— Start of Materials provided —
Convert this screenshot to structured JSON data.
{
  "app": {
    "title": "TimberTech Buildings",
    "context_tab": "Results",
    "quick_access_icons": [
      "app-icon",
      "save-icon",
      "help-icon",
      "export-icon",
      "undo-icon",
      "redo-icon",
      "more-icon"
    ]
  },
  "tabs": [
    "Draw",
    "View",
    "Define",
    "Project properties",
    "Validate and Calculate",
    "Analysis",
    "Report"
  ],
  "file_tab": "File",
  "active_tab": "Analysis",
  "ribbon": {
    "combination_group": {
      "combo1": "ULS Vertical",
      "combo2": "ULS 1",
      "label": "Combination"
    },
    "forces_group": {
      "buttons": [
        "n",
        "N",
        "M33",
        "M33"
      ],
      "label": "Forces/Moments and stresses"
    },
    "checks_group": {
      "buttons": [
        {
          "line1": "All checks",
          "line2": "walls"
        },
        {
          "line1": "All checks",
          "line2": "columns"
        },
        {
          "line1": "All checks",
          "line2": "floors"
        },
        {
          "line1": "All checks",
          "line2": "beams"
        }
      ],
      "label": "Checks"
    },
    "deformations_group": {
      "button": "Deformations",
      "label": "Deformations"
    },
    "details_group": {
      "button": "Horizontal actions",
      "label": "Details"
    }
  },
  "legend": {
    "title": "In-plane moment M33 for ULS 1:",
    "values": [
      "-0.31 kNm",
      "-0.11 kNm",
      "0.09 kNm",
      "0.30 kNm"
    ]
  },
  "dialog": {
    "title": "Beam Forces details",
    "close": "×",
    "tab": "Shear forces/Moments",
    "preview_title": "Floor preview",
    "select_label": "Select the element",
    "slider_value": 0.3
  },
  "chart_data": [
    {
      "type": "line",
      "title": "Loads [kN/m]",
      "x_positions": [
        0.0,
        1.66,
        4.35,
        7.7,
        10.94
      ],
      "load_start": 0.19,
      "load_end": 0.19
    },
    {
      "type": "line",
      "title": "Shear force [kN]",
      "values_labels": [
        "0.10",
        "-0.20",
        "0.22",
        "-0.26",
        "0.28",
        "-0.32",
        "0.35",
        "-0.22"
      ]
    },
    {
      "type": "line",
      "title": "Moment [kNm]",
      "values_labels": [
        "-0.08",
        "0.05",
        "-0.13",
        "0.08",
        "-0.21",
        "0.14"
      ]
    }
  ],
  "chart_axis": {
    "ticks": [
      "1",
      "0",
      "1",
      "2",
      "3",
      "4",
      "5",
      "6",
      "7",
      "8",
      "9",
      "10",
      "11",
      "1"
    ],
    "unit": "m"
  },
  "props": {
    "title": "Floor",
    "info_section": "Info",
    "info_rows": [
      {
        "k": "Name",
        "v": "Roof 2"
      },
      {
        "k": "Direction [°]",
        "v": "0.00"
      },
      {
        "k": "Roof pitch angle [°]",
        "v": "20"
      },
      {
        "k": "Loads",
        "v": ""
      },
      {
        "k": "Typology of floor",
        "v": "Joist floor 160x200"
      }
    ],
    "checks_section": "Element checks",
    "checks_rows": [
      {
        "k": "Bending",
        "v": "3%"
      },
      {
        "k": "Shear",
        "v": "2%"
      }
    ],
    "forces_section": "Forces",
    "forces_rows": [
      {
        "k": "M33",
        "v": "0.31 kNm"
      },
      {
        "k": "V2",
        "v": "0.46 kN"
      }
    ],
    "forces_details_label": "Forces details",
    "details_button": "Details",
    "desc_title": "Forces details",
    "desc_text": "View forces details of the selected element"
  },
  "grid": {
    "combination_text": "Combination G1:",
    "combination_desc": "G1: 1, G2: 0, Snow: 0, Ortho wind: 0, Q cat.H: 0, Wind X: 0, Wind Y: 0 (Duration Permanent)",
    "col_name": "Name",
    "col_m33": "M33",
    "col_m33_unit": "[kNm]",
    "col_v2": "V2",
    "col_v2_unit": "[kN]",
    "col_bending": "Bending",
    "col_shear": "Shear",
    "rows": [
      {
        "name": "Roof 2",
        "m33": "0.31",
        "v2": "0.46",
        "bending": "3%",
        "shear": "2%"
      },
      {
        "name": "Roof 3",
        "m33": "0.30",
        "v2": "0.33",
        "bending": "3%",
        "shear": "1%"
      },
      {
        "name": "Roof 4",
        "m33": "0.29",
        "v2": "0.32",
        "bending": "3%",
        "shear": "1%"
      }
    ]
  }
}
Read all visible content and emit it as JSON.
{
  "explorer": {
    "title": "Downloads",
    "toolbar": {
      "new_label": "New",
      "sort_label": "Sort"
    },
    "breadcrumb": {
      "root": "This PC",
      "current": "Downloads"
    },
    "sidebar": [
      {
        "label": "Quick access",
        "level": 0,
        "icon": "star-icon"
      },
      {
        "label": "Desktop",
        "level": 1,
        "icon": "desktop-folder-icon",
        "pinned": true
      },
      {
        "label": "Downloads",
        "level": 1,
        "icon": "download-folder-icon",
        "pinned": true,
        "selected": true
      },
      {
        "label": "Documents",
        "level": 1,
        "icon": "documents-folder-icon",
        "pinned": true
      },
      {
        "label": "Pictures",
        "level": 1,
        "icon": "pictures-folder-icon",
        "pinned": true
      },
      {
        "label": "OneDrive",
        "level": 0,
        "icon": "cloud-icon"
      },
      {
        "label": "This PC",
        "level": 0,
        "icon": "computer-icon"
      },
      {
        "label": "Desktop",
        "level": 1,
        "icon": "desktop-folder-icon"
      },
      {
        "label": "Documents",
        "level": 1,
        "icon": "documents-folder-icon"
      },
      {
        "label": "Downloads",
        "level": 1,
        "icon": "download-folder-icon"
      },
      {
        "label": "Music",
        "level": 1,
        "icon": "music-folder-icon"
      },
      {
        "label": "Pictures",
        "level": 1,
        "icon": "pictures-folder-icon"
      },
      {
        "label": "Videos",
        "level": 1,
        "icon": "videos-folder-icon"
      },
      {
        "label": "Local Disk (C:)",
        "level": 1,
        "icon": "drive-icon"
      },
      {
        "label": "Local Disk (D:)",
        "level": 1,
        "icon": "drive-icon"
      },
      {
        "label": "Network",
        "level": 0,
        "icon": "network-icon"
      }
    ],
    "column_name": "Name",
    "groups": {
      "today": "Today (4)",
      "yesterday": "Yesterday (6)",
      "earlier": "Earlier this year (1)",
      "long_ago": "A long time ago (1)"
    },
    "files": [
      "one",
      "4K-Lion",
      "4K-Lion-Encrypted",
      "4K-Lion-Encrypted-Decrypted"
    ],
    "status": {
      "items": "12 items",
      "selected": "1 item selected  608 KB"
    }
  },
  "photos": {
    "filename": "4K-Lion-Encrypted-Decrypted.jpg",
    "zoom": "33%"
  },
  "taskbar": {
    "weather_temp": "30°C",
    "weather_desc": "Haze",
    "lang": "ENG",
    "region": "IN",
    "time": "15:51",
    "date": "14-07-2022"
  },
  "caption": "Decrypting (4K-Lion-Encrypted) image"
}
— End of Materials provided —
— Start of Materials provided —
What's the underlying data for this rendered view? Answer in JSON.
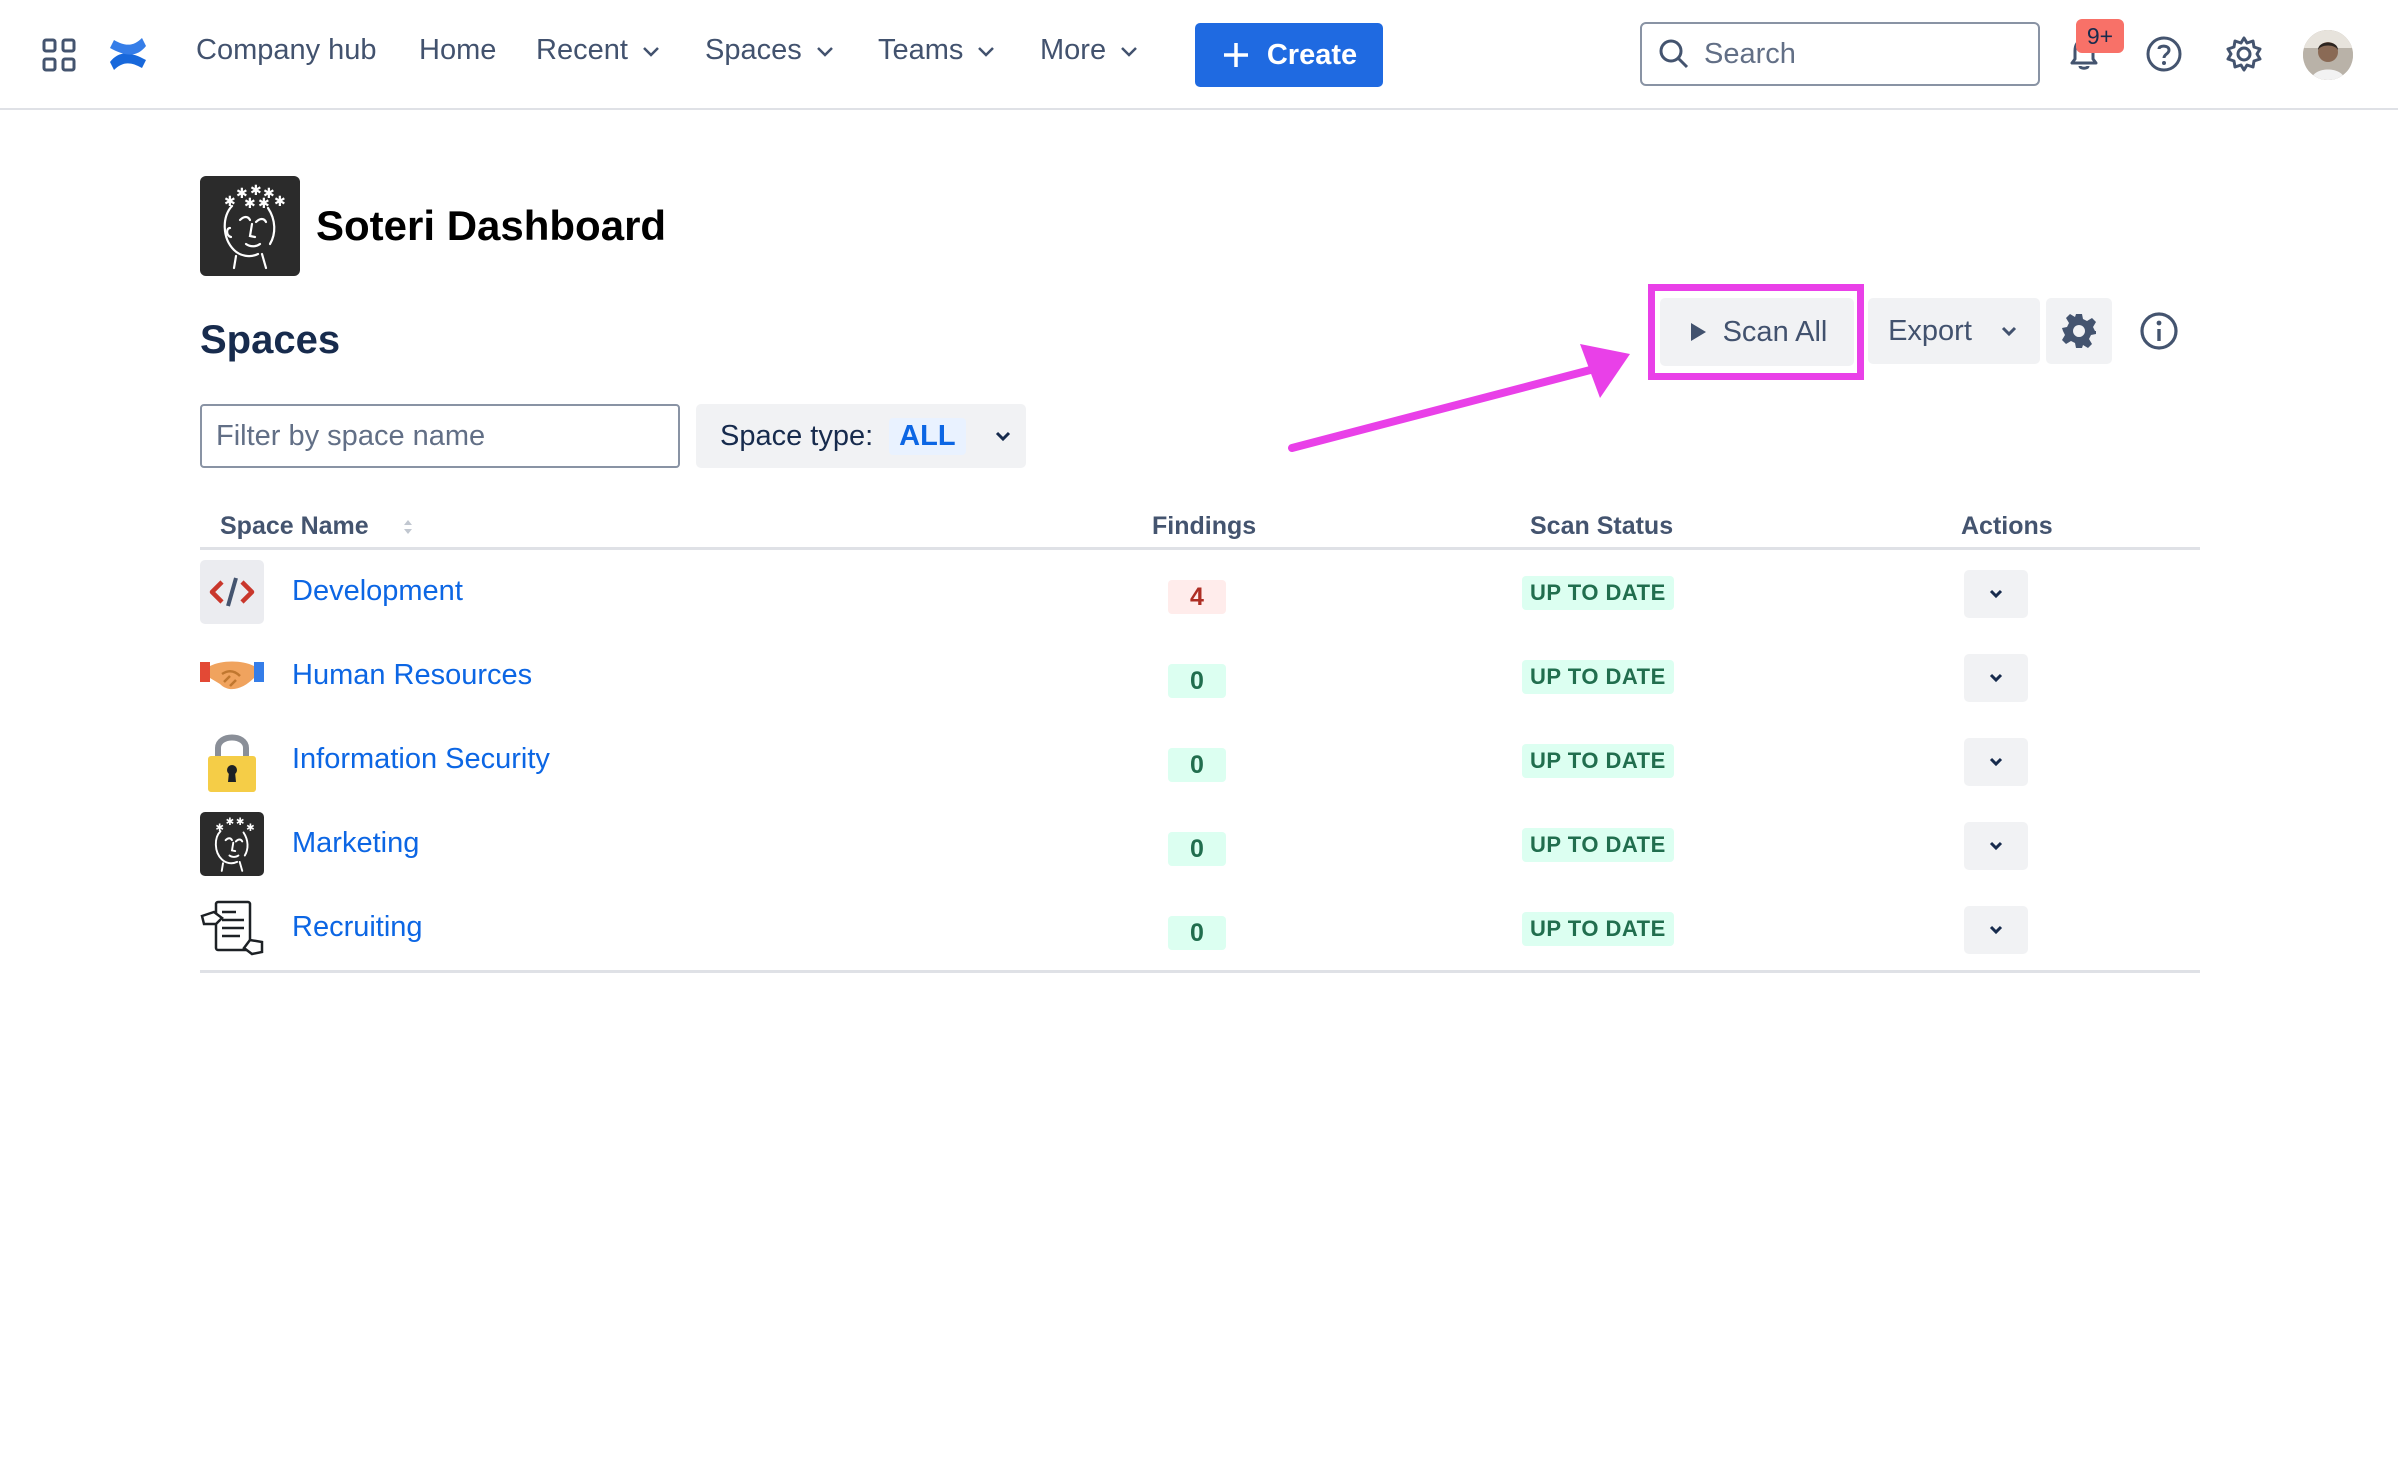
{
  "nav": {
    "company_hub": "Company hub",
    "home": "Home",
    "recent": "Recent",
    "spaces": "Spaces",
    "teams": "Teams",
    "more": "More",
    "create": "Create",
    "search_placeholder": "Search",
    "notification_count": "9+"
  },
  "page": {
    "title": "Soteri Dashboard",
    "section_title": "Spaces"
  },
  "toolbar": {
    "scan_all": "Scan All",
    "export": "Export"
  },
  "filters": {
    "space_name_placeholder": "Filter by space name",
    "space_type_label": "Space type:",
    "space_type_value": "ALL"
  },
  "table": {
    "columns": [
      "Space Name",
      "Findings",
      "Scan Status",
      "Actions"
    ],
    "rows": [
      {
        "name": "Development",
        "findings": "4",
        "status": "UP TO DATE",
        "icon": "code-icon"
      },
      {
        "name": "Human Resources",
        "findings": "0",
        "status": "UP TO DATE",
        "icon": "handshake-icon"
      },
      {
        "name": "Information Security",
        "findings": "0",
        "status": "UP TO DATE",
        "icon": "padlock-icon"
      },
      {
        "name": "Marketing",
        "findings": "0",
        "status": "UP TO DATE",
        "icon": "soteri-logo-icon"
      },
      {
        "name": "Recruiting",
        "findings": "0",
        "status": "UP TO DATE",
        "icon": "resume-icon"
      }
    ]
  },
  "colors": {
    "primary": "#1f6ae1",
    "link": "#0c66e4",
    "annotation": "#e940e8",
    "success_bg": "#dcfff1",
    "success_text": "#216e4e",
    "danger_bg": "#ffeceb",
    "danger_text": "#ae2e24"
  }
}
— End of Materials provided —
— Start of Materials provided —
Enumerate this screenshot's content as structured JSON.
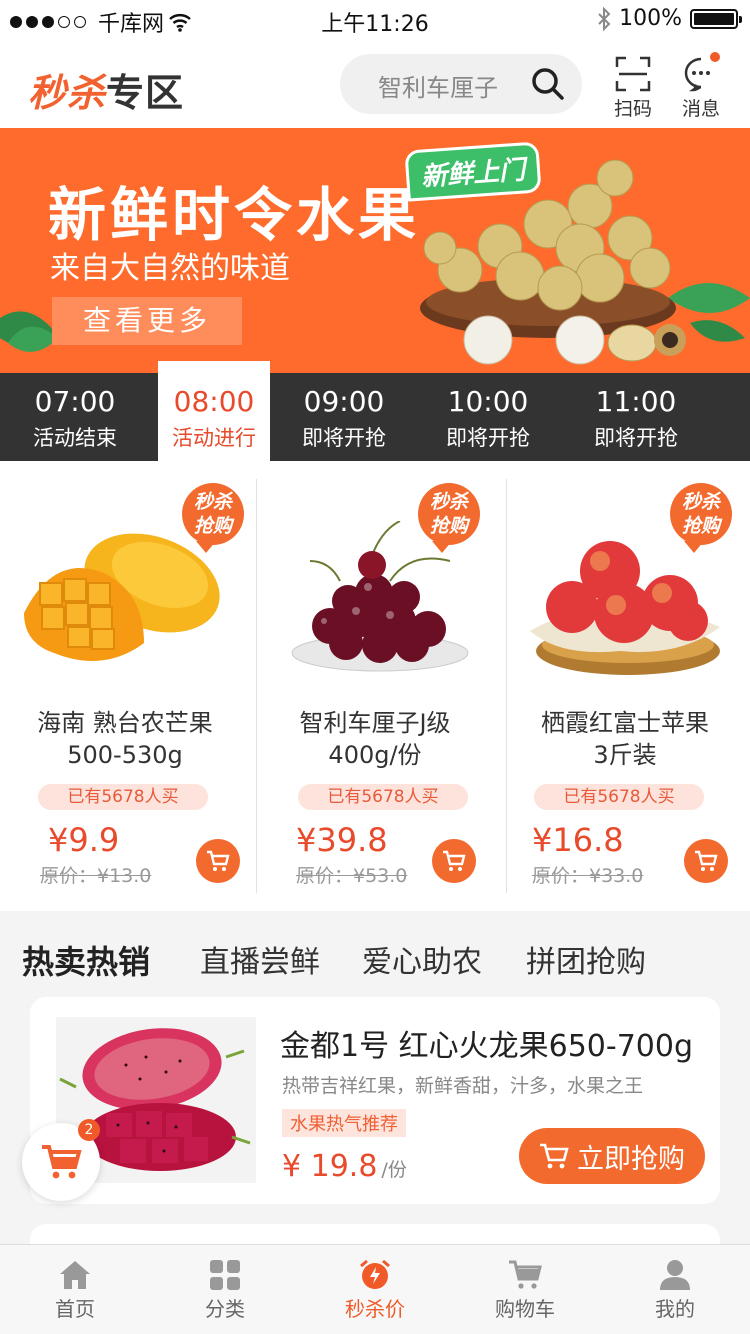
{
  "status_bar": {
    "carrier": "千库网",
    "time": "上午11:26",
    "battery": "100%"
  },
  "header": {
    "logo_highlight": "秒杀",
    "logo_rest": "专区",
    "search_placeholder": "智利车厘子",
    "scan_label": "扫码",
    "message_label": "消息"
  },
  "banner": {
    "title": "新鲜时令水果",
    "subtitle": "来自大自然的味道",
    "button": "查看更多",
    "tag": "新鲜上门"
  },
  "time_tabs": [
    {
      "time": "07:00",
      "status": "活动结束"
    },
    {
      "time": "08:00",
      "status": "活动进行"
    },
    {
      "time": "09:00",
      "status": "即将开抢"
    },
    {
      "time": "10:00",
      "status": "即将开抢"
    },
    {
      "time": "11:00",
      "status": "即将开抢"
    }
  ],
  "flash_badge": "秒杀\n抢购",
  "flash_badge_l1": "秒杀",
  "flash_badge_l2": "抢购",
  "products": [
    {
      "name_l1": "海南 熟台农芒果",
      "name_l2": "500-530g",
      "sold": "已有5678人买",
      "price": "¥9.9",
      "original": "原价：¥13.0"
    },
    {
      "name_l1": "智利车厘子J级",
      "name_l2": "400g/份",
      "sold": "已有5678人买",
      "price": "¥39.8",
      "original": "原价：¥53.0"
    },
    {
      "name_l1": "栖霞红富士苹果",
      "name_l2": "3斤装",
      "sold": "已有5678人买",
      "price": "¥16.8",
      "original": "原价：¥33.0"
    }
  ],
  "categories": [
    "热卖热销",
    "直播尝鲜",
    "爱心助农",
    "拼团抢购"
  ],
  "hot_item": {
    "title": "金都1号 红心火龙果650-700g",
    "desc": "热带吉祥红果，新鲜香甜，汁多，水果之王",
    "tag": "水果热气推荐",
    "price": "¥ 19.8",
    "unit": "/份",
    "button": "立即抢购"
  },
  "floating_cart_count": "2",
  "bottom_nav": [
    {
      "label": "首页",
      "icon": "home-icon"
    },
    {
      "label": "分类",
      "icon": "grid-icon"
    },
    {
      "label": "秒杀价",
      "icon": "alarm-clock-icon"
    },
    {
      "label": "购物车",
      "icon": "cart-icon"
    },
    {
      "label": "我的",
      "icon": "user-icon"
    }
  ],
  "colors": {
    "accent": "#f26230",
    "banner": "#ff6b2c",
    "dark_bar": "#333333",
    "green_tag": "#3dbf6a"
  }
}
— End of Materials provided —
Your task: Return only the number of lines in the data that contain "Disk".

Solution for this task: 2